### Recorded data
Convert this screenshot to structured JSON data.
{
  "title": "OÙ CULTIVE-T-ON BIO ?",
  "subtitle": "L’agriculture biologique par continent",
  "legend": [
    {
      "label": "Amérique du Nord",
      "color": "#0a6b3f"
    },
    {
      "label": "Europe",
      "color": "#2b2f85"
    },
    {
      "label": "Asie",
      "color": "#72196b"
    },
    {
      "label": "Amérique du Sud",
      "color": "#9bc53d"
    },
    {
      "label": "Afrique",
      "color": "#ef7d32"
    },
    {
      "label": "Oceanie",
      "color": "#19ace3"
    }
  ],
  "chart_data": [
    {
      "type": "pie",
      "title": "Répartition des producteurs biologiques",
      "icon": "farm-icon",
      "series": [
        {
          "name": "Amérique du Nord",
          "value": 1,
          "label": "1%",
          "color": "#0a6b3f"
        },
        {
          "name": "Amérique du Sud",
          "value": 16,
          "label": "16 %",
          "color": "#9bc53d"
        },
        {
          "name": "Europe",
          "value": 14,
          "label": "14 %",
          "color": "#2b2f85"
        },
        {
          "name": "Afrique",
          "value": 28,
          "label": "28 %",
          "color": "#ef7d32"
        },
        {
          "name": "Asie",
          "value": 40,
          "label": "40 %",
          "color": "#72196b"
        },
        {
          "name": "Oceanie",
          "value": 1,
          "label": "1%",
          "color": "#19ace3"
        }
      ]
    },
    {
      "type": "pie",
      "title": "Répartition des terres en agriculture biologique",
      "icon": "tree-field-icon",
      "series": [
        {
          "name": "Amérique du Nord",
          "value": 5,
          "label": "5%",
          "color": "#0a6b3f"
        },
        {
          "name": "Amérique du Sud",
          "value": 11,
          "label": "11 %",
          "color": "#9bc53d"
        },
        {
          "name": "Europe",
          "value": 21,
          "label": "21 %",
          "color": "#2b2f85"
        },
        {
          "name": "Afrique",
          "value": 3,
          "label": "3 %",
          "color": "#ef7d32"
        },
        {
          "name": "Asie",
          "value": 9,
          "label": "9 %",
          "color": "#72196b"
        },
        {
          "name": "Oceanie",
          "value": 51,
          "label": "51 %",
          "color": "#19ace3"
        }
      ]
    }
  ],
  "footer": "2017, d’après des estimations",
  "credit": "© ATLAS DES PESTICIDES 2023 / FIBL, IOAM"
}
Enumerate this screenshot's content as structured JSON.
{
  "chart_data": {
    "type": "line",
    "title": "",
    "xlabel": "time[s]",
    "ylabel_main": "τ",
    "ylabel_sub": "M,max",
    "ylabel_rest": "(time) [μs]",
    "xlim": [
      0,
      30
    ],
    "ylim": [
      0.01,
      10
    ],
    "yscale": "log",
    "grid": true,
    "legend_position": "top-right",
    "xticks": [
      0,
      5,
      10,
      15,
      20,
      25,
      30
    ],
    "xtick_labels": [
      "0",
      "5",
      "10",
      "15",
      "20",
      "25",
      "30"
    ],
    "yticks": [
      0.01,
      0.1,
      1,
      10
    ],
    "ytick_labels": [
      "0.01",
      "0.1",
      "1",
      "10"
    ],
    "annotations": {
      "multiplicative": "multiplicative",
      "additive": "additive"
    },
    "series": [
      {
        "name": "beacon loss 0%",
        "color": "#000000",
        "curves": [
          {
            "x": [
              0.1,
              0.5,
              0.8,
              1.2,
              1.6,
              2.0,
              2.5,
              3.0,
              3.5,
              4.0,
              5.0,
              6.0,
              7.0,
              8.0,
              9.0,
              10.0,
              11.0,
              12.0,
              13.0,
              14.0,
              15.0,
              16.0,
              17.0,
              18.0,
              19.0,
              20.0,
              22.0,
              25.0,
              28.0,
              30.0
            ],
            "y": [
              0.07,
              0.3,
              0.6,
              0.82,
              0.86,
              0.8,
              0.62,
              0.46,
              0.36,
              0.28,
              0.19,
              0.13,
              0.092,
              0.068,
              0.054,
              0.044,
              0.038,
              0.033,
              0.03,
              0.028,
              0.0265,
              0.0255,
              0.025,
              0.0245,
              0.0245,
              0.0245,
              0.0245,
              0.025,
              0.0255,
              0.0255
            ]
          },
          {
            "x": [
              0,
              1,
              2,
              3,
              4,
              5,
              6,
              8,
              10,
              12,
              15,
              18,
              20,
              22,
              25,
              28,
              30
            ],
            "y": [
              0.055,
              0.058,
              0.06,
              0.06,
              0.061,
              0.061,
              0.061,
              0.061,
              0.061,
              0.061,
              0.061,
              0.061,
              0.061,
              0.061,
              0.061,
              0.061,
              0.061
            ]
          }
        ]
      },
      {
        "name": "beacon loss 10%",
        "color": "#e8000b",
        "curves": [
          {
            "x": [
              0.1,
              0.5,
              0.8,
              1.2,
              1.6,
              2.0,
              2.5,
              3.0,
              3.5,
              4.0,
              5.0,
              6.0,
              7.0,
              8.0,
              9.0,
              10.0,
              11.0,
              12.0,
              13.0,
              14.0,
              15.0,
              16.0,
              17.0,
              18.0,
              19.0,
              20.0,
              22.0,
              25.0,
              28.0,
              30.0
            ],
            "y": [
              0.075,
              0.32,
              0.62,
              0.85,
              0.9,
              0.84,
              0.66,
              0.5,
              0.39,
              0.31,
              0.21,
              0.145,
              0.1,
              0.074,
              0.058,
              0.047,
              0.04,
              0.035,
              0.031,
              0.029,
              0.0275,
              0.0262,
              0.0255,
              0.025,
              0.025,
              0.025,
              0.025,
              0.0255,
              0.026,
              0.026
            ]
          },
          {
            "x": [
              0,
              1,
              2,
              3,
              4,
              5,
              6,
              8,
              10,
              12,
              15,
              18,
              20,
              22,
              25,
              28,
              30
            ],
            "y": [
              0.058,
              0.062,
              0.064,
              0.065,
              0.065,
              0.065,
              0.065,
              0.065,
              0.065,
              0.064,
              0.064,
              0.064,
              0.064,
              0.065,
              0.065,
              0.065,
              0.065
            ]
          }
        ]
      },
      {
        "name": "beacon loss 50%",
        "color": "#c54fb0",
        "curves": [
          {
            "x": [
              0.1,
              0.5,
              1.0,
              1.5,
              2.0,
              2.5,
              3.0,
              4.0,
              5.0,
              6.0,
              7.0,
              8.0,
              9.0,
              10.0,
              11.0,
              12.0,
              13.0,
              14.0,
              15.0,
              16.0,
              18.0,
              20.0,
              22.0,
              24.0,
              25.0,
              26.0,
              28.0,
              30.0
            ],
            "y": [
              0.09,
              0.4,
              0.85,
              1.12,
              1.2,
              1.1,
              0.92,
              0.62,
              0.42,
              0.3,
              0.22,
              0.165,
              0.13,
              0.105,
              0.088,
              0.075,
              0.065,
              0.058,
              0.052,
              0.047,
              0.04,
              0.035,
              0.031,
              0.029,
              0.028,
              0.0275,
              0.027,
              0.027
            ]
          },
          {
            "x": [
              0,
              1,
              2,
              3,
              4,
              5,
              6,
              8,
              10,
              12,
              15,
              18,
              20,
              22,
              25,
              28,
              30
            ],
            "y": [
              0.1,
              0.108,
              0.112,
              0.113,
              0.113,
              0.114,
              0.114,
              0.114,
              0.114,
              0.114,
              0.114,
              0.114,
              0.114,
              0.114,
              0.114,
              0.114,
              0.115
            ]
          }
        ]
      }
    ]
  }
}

### Given problem
Extract every record and return it verbatim.

### Solution below
Convert this screenshot to structured JSON data.
{
  "title": "OÙ CULTIVE-T-ON BIO ?",
  "subtitle": "L’agriculture biologique par continent",
  "legend": [
    {
      "label": "Amérique du Nord",
      "color": "#0a6b3f"
    },
    {
      "label": "Europe",
      "color": "#2b2f85"
    },
    {
      "label": "Asie",
      "color": "#72196b"
    },
    {
      "label": "Amérique du Sud",
      "color": "#9bc53d"
    },
    {
      "label": "Afrique",
      "color": "#ef7d32"
    },
    {
      "label": "Oceanie",
      "color": "#19ace3"
    }
  ],
  "chart_data": [
    {
      "type": "pie",
      "title": "Répartition des producteurs biologiques",
      "icon": "farm-icon",
      "series": [
        {
          "name": "Amérique du Nord",
          "value": 1,
          "label": "1%",
          "color": "#0a6b3f"
        },
        {
          "name": "Amérique du Sud",
          "value": 16,
          "label": "16 %",
          "color": "#9bc53d"
        },
        {
          "name": "Europe",
          "value": 14,
          "label": "14 %",
          "color": "#2b2f85"
        },
        {
          "name": "Afrique",
          "value": 28,
          "label": "28 %",
          "color": "#ef7d32"
        },
        {
          "name": "Asie",
          "value": 40,
          "label": "40 %",
          "color": "#72196b"
        },
        {
          "name": "Oceanie",
          "value": 1,
          "label": "1%",
          "color": "#19ace3"
        }
      ]
    },
    {
      "type": "pie",
      "title": "Répartition des terres en agriculture biologique",
      "icon": "tree-field-icon",
      "series": [
        {
          "name": "Amérique du Nord",
          "value": 5,
          "label": "5%",
          "color": "#0a6b3f"
        },
        {
          "name": "Amérique du Sud",
          "value": 11,
          "label": "11 %",
          "color": "#9bc53d"
        },
        {
          "name": "Europe",
          "value": 21,
          "label": "21 %",
          "color": "#2b2f85"
        },
        {
          "name": "Afrique",
          "value": 3,
          "label": "3 %",
          "color": "#ef7d32"
        },
        {
          "name": "Asie",
          "value": 9,
          "label": "9 %",
          "color": "#72196b"
        },
        {
          "name": "Oceanie",
          "value": 51,
          "label": "51 %",
          "color": "#19ace3"
        }
      ]
    }
  ],
  "footer": "2017, d’après des estimations",
  "credit": "© ATLAS DES PESTICIDES 2023 / FIBL, IOAM"
}
Enumerate this screenshot's content as structured JSON.
{
  "chart_data": {
    "type": "line",
    "title": "",
    "xlabel": "time[s]",
    "ylabel_main": "τ",
    "ylabel_sub": "M,max",
    "ylabel_rest": "(time) [μs]",
    "xlim": [
      0,
      30
    ],
    "ylim": [
      0.01,
      10
    ],
    "yscale": "log",
    "grid": true,
    "legend_position": "top-right",
    "xticks": [
      0,
      5,
      10,
      15,
      20,
      25,
      30
    ],
    "xtick_labels": [
      "0",
      "5",
      "10",
      "15",
      "20",
      "25",
      "30"
    ],
    "yticks": [
      0.01,
      0.1,
      1,
      10
    ],
    "ytick_labels": [
      "0.01",
      "0.1",
      "1",
      "10"
    ],
    "annotations": {
      "multiplicative": "multiplicative",
      "additive": "additive"
    },
    "series": [
      {
        "name": "beacon loss 0%",
        "color": "#000000",
        "curves": [
          {
            "x": [
              0.1,
              0.5,
              0.8,
              1.2,
              1.6,
              2.0,
              2.5,
              3.0,
              3.5,
              4.0,
              5.0,
              6.0,
              7.0,
              8.0,
              9.0,
              10.0,
              11.0,
              12.0,
              13.0,
              14.0,
              15.0,
              16.0,
              17.0,
              18.0,
              19.0,
              20.0,
              22.0,
              25.0,
              28.0,
              30.0
            ],
            "y": [
              0.07,
              0.3,
              0.6,
              0.82,
              0.86,
              0.8,
              0.62,
              0.46,
              0.36,
              0.28,
              0.19,
              0.13,
              0.092,
              0.068,
              0.054,
              0.044,
              0.038,
              0.033,
              0.03,
              0.028,
              0.0265,
              0.0255,
              0.025,
              0.0245,
              0.0245,
              0.0245,
              0.0245,
              0.025,
              0.0255,
              0.0255
            ]
          },
          {
            "x": [
              0,
              1,
              2,
              3,
              4,
              5,
              6,
              8,
              10,
              12,
              15,
              18,
              20,
              22,
              25,
              28,
              30
            ],
            "y": [
              0.055,
              0.058,
              0.06,
              0.06,
              0.061,
              0.061,
              0.061,
              0.061,
              0.061,
              0.061,
              0.061,
              0.061,
              0.061,
              0.061,
              0.061,
              0.061,
              0.061
            ]
          }
        ]
      },
      {
        "name": "beacon loss 10%",
        "color": "#e8000b",
        "curves": [
          {
            "x": [
              0.1,
              0.5,
              0.8,
              1.2,
              1.6,
              2.0,
              2.5,
              3.0,
              3.5,
              4.0,
              5.0,
              6.0,
              7.0,
              8.0,
              9.0,
              10.0,
              11.0,
              12.0,
              13.0,
              14.0,
              15.0,
              16.0,
              17.0,
              18.0,
              19.0,
              20.0,
              22.0,
              25.0,
              28.0,
              30.0
            ],
            "y": [
              0.075,
              0.32,
              0.62,
              0.85,
              0.9,
              0.84,
              0.66,
              0.5,
              0.39,
              0.31,
              0.21,
              0.145,
              0.1,
              0.074,
              0.058,
              0.047,
              0.04,
              0.035,
              0.031,
              0.029,
              0.0275,
              0.0262,
              0.0255,
              0.025,
              0.025,
              0.025,
              0.025,
              0.0255,
              0.026,
              0.026
            ]
          },
          {
            "x": [
              0,
              1,
              2,
              3,
              4,
              5,
              6,
              8,
              10,
              12,
              15,
              18,
              20,
              22,
              25,
              28,
              30
            ],
            "y": [
              0.058,
              0.062,
              0.064,
              0.065,
              0.065,
              0.065,
              0.065,
              0.065,
              0.065,
              0.064,
              0.064,
              0.064,
              0.064,
              0.065,
              0.065,
              0.065,
              0.065
            ]
          }
        ]
      },
      {
        "name": "beacon loss 50%",
        "color": "#c54fb0",
        "curves": [
          {
            "x": [
              0.1,
              0.5,
              1.0,
              1.5,
              2.0,
              2.5,
              3.0,
              4.0,
              5.0,
              6.0,
              7.0,
              8.0,
              9.0,
              10.0,
              11.0,
              12.0,
              13.0,
              14.0,
              15.0,
              16.0,
              18.0,
              20.0,
              22.0,
              24.0,
              25.0,
              26.0,
              28.0,
              30.0
            ],
            "y": [
              0.09,
              0.4,
              0.85,
              1.12,
              1.2,
              1.1,
              0.92,
              0.62,
              0.42,
              0.3,
              0.22,
              0.165,
              0.13,
              0.105,
              0.088,
              0.075,
              0.065,
              0.058,
              0.052,
              0.047,
              0.04,
              0.035,
              0.031,
              0.029,
              0.028,
              0.0275,
              0.027,
              0.027
            ]
          },
          {
            "x": [
              0,
              1,
              2,
              3,
              4,
              5,
              6,
              8,
              10,
              12,
              15,
              18,
              20,
              22,
              25,
              28,
              30
            ],
            "y": [
              0.1,
              0.108,
              0.112,
              0.113,
              0.113,
              0.114,
              0.114,
              0.114,
              0.114,
              0.114,
              0.114,
              0.114,
              0.114,
              0.114,
              0.114,
              0.114,
              0.115
            ]
          }
        ]
      }
    ]
  }
}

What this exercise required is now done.